* [EXERCISE BRIEF]: Spot every line with the word "Members" and return it.
·····
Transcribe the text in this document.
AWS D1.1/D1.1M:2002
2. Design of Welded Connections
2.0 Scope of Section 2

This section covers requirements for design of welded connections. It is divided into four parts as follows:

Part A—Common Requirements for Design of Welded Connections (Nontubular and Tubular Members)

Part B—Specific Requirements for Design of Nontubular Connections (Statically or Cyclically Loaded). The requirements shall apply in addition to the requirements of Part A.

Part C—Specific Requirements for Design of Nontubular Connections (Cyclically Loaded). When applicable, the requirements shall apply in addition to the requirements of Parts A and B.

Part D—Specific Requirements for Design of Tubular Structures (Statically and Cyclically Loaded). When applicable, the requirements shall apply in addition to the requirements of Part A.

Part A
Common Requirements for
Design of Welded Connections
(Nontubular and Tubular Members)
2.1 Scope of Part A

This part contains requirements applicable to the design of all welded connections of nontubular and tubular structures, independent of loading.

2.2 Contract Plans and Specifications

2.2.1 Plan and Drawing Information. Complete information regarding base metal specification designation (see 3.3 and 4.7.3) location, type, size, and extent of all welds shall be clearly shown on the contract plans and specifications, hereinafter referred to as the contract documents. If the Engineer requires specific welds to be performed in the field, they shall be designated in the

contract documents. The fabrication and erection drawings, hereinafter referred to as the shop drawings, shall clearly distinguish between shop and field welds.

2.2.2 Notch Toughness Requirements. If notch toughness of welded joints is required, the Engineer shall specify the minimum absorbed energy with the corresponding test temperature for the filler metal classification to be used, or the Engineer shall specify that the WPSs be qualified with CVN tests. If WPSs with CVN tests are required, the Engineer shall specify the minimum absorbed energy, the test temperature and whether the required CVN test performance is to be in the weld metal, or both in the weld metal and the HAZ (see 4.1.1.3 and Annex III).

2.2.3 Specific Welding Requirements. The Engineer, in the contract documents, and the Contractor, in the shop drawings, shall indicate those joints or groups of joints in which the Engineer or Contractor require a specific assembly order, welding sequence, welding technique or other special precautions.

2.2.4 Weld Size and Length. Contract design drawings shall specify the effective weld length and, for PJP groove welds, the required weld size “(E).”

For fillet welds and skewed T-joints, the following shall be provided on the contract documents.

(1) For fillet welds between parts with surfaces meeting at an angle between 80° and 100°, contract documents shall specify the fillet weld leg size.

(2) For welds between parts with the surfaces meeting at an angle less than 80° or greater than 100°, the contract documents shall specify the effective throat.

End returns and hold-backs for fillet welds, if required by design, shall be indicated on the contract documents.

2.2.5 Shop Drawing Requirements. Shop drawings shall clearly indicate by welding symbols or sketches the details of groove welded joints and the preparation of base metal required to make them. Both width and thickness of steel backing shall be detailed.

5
·····
* [ANSWER TO THIS TASK]:
Part A—Common Requirements for Design of Welded Connections (Nontubular and Tubular Members)
(Nontubular and Tubular Members)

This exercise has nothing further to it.